Output all of the records exactly as written.

--- START OF Given records ---

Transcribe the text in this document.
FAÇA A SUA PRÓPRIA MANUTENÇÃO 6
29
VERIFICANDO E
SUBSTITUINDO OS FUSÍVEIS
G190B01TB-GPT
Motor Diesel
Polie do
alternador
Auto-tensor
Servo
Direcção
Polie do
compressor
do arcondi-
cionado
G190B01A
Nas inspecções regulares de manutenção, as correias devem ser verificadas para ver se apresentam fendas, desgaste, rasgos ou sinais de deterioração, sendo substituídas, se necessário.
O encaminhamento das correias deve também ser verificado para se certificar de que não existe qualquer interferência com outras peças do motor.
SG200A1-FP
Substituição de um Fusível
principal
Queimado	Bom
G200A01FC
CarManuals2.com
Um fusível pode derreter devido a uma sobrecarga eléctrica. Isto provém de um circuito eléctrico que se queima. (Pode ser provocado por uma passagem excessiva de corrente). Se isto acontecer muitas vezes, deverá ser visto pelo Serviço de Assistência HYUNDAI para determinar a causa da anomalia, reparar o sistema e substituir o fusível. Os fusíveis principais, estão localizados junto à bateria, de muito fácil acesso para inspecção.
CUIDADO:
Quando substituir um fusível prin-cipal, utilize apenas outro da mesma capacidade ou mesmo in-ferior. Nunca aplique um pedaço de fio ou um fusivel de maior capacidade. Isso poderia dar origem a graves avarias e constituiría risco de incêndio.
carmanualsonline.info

--- END OF Given records ---

### Output
Transcribe the text in this document.
FAÇA A SUA PRÓPRIA MANUTENÇÃO 6
29
VERIFICANDO E
SUBSTITUINDO OS FUSÍVEIS
G190B01TB-GPT
Motor Diesel
Polie do
alternador
Auto-tensor
Servo
Direcção
Polie do
compressor
do arcondi-
cionado
G190B01A
Nas inspecções regulares de manutenção, as correias devem ser verificadas para ver se apresentam fendas, desgaste, rasgos ou sinais de deterioração, sendo substituídas, se necessário.
O encaminhamento das correias deve também ser verificado para se certificar de que não existe qualquer interferência com outras peças do motor.
SG200A1-FP
Substituição de um Fusível
principal
Queimado	Bom
G200A01FC
CarManuals2.com
Um fusível pode derreter devido a uma sobrecarga eléctrica. Isto provém de um circuito eléctrico que se queima. (Pode ser provocado por uma passagem excessiva de corrente). Se isto acontecer muitas vezes, deverá ser visto pelo Serviço de Assistência HYUNDAI para determinar a causa da anomalia, reparar o sistema e substituir o fusível. Os fusíveis principais, estão localizados junto à bateria, de muito fácil acesso para inspecção.
CUIDADO:
Quando substituir um fusível prin-cipal, utilize apenas outro da mesma capacidade ou mesmo in-ferior. Nunca aplique um pedaço de fio ou um fusivel de maior capacidade. Isso poderia dar origem a graves avarias e constituiría risco de incêndio.
carmanualsonline.info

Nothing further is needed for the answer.